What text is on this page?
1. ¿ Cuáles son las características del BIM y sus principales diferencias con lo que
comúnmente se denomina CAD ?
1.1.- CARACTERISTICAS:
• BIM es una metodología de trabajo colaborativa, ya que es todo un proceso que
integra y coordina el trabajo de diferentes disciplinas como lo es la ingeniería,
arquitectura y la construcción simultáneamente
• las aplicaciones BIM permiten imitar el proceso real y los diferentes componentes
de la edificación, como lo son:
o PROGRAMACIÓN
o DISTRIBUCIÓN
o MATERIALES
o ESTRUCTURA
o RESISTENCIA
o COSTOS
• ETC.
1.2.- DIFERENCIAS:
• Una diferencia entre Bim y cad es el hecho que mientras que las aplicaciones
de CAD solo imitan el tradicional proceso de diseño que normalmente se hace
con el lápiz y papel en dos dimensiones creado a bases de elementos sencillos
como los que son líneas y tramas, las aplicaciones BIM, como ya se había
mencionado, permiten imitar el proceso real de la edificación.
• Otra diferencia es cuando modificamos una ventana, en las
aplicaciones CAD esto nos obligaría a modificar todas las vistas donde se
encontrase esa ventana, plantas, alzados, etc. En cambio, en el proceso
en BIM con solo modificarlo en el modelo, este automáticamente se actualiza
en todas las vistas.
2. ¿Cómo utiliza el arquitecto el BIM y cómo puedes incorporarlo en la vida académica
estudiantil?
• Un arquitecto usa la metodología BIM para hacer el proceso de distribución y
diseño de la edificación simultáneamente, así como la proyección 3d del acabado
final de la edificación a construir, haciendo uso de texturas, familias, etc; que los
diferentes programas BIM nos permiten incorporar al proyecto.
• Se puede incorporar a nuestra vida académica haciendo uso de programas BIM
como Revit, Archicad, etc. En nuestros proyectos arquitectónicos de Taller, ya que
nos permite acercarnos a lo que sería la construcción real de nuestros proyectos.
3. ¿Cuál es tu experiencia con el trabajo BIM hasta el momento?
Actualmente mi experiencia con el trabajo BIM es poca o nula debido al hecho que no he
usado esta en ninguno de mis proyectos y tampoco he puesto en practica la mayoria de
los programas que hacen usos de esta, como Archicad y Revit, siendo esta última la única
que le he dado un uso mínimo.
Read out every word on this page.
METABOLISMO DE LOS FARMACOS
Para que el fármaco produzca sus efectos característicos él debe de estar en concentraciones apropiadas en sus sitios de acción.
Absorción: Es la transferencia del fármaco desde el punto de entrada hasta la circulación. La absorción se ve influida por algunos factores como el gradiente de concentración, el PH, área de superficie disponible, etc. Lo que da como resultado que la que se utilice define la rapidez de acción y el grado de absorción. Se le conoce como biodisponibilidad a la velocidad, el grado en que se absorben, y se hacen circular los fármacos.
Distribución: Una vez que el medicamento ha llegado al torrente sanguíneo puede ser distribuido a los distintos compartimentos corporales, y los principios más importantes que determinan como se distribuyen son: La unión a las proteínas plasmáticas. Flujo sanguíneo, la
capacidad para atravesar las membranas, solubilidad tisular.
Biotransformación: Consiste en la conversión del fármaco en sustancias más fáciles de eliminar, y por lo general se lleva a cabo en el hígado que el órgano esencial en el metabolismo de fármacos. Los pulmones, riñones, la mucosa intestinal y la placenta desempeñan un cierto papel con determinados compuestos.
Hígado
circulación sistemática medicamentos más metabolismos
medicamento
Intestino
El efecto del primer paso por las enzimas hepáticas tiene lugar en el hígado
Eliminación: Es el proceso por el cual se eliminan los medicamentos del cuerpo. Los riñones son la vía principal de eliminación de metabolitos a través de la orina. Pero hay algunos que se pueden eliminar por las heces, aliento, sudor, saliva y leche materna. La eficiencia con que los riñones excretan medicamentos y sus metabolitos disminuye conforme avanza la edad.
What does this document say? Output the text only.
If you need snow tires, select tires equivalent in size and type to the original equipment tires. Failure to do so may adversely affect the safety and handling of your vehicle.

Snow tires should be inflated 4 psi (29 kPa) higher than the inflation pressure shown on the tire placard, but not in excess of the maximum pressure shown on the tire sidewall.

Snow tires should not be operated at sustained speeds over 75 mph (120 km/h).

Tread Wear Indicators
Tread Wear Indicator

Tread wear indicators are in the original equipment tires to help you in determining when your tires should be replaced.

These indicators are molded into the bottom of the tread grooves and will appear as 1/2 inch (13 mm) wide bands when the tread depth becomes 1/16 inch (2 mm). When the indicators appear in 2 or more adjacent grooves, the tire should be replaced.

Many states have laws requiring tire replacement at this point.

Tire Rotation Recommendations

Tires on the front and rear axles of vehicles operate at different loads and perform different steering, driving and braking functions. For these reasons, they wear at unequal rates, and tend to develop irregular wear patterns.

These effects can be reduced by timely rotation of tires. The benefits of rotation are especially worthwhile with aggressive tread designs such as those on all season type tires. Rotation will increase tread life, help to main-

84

════════

§ TASK TO COMPLETE
Reproduce each entry word for word.

§ EXERCISE RESPONSE
What text is on this page?
1. ¿ Cuáles son las características del BIM y sus principales diferencias con lo que
comúnmente se denomina CAD ?
1.1.- CARACTERISTICAS:
• BIM es una metodología de trabajo colaborativa, ya que es todo un proceso que
integra y coordina el trabajo de diferentes disciplinas como lo es la ingeniería,
arquitectura y la construcción simultáneamente
• las aplicaciones BIM permiten imitar el proceso real y los diferentes componentes
de la edificación, como lo son:
o PROGRAMACIÓN
o DISTRIBUCIÓN
o MATERIALES
o ESTRUCTURA
o RESISTENCIA
o COSTOS
• ETC.
1.2.- DIFERENCIAS:
• Una diferencia entre Bim y cad es el hecho que mientras que las aplicaciones
de CAD solo imitan el tradicional proceso de diseño que normalmente se hace
con el lápiz y papel en dos dimensiones creado a bases de elementos sencillos
como los que son líneas y tramas, las aplicaciones BIM, como ya se había
mencionado, permiten imitar el proceso real de la edificación.
• Otra diferencia es cuando modificamos una ventana, en las
aplicaciones CAD esto nos obligaría a modificar todas las vistas donde se
encontrase esa ventana, plantas, alzados, etc. En cambio, en el proceso
en BIM con solo modificarlo en el modelo, este automáticamente se actualiza
en todas las vistas.
2. ¿Cómo utiliza el arquitecto el BIM y cómo puedes incorporarlo en la vida académica
estudiantil?
• Un arquitecto usa la metodología BIM para hacer el proceso de distribución y
diseño de la edificación simultáneamente, así como la proyección 3d del acabado
final de la edificación a construir, haciendo uso de texturas, familias, etc; que los
diferentes programas BIM nos permiten incorporar al proyecto.
• Se puede incorporar a nuestra vida académica haciendo uso de programas BIM
como Revit, Archicad, etc. En nuestros proyectos arquitectónicos de Taller, ya que
nos permite acercarnos a lo que sería la construcción real de nuestros proyectos.
3. ¿Cuál es tu experiencia con el trabajo BIM hasta el momento?
Actualmente mi experiencia con el trabajo BIM es poca o nula debido al hecho que no he
usado esta en ninguno de mis proyectos y tampoco he puesto en practica la mayoria de
los programas que hacen usos de esta, como Archicad y Revit, siendo esta última la única
que le he dado un uso mínimo.
Read out every word on this page.
METABOLISMO DE LOS FARMACOS
Para que el fármaco produzca sus efectos característicos él debe de estar en concentraciones apropiadas en sus sitios de acción.
Absorción: Es la transferencia del fármaco desde el punto de entrada hasta la circulación. La absorción se ve influida por algunos factores como el gradiente de concentración, el PH, área de superficie disponible, etc. Lo que da como resultado que la que se utilice define la rapidez de acción y el grado de absorción. Se le conoce como biodisponibilidad a la velocidad, el grado en que se absorben, y se hacen circular los fármacos.
Distribución: Una vez que el medicamento ha llegado al torrente sanguíneo puede ser distribuido a los distintos compartimentos corporales, y los principios más importantes que determinan como se distribuyen son: La unión a las proteínas plasmáticas. Flujo sanguíneo, la
capacidad para atravesar las membranas, solubilidad tisular.
Biotransformación: Consiste en la conversión del fármaco en sustancias más fáciles de eliminar, y por lo general se lleva a cabo en el hígado que el órgano esencial en el metabolismo de fármacos. Los pulmones, riñones, la mucosa intestinal y la placenta desempeñan un cierto papel con determinados compuestos.
Hígado
circulación sistemática medicamentos más metabolismos
medicamento
Intestino
El efecto del primer paso por las enzimas hepáticas tiene lugar en el hígado
Eliminación: Es el proceso por el cual se eliminan los medicamentos del cuerpo. Los riñones son la vía principal de eliminación de metabolitos a través de la orina. Pero hay algunos que se pueden eliminar por las heces, aliento, sudor, saliva y leche materna. La eficiencia con que los riñones excretan medicamentos y sus metabolitos disminuye conforme avanza la edad.
What does this document say? Output the text only.
If you need snow tires, select tires equivalent in size and type to the original equipment tires. Failure to do so may adversely affect the safety and handling of your vehicle.

Snow tires should be inflated 4 psi (29 kPa) higher than the inflation pressure shown on the tire placard, but not in excess of the maximum pressure shown on the tire sidewall.

Snow tires should not be operated at sustained speeds over 75 mph (120 km/h).

Tread Wear Indicators
Tread Wear Indicator

Tread wear indicators are in the original equipment tires to help you in determining when your tires should be replaced.

These indicators are molded into the bottom of the tread grooves and will appear as 1/2 inch (13 mm) wide bands when the tread depth becomes 1/16 inch (2 mm). When the indicators appear in 2 or more adjacent grooves, the tire should be replaced.

Many states have laws requiring tire replacement at this point.

Tire Rotation Recommendations

Tires on the front and rear axles of vehicles operate at different loads and perform different steering, driving and braking functions. For these reasons, they wear at unequal rates, and tend to develop irregular wear patterns.

These effects can be reduced by timely rotation of tires. The benefits of rotation are especially worthwhile with aggressive tread designs such as those on all season type tires. Rotation will increase tread life, help to main-

84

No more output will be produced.